>>

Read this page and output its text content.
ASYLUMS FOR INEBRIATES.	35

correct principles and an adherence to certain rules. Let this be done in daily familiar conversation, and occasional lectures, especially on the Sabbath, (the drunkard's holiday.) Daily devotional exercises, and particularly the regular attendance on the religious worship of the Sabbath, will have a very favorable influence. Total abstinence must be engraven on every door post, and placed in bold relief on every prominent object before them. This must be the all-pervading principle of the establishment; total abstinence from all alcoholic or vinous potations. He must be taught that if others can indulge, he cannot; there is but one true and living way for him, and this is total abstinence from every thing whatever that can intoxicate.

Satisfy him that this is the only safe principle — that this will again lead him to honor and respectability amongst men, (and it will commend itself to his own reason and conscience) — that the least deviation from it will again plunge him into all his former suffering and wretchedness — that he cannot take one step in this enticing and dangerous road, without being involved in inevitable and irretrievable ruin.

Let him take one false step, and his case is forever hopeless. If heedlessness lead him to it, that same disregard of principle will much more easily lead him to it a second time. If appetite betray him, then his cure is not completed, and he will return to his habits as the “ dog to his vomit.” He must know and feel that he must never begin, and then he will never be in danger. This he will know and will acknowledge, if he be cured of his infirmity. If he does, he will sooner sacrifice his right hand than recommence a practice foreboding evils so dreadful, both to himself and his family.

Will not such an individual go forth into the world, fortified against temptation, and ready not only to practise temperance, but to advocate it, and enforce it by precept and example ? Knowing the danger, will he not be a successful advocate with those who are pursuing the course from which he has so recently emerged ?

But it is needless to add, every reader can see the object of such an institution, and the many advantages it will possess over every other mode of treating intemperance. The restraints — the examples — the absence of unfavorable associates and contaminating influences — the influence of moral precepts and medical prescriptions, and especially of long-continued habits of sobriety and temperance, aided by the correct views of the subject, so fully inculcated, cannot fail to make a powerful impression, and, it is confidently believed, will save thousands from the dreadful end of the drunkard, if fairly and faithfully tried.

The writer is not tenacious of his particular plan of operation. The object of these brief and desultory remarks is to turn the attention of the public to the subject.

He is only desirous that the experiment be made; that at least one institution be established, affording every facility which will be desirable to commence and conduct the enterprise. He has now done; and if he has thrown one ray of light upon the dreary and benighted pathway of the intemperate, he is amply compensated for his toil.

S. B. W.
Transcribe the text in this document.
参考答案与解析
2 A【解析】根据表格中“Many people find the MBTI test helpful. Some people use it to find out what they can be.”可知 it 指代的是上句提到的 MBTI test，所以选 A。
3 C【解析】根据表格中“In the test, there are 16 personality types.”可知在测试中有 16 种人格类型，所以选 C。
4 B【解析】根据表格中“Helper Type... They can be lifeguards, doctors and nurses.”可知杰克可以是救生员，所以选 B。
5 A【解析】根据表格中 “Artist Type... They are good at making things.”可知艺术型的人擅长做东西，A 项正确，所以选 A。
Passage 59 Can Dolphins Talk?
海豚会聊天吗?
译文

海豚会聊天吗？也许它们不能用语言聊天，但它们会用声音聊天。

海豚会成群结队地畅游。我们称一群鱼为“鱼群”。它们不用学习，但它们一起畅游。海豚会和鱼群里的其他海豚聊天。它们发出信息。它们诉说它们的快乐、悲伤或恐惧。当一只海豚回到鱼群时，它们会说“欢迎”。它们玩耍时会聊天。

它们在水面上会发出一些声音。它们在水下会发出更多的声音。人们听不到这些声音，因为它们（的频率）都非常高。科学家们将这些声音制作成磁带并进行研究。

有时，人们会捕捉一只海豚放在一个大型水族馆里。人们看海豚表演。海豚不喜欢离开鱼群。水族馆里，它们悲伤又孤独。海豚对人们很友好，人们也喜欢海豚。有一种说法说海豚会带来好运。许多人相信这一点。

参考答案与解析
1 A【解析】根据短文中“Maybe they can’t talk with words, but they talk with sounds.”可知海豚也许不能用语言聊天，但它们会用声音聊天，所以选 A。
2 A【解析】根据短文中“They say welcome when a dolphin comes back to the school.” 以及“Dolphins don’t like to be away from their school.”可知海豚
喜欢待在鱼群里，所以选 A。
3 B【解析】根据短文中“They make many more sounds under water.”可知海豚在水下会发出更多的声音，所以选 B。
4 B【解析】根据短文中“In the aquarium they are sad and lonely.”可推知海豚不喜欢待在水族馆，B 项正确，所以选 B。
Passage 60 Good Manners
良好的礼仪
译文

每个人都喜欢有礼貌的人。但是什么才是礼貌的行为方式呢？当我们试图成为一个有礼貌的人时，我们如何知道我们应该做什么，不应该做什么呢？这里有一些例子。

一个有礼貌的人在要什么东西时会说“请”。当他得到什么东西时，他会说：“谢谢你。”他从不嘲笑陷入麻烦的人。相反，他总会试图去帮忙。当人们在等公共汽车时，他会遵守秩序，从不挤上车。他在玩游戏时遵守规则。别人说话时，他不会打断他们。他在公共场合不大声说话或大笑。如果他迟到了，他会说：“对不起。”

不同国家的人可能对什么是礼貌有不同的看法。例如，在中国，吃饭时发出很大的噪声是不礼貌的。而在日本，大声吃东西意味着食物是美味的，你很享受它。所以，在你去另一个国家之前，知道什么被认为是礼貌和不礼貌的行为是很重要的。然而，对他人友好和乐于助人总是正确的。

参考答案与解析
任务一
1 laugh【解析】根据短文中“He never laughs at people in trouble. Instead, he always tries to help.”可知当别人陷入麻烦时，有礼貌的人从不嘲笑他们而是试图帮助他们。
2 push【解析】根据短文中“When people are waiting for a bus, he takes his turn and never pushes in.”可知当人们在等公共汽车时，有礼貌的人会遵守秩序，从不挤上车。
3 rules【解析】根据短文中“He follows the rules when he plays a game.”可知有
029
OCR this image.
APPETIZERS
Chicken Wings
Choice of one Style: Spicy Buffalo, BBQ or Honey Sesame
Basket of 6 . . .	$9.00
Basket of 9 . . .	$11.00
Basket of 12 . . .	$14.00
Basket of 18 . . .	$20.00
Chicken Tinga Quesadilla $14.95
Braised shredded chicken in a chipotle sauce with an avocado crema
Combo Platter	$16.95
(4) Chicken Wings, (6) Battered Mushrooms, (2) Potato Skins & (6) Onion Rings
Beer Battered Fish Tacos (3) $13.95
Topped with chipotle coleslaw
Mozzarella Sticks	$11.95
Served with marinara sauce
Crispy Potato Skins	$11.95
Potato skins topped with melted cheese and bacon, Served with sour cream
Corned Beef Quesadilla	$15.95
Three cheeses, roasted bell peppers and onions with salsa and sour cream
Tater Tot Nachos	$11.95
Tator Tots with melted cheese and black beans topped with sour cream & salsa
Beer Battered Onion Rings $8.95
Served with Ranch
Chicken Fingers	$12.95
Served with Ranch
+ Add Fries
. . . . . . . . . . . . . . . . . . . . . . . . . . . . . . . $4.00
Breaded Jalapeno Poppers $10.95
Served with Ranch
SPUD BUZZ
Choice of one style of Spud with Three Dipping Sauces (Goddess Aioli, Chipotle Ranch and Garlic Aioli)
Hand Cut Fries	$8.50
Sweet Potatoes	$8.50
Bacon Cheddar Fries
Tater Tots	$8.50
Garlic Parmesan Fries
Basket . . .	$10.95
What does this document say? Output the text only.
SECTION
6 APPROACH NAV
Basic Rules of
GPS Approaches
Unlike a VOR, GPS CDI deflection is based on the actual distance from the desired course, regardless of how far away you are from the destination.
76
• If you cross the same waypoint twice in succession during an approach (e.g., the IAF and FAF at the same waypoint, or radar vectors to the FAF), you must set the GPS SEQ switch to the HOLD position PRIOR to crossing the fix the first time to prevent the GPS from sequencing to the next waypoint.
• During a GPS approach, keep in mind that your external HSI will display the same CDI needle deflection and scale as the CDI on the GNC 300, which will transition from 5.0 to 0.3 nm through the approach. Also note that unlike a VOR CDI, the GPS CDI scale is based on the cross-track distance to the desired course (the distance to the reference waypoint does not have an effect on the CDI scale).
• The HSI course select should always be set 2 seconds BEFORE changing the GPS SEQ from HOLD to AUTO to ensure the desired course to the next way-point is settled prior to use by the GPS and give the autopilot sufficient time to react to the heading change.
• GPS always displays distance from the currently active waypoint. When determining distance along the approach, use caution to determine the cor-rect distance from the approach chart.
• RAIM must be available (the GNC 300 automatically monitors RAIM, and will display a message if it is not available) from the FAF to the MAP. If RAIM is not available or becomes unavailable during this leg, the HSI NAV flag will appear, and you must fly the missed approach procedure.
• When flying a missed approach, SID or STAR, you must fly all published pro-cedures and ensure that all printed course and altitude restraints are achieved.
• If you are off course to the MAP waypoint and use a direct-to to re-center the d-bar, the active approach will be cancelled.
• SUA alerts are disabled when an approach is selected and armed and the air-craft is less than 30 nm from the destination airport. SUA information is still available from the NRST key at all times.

<<

> **Given problem**
Look through the records and count each line that holds "melted". Write only the total.

> **Completed task**
2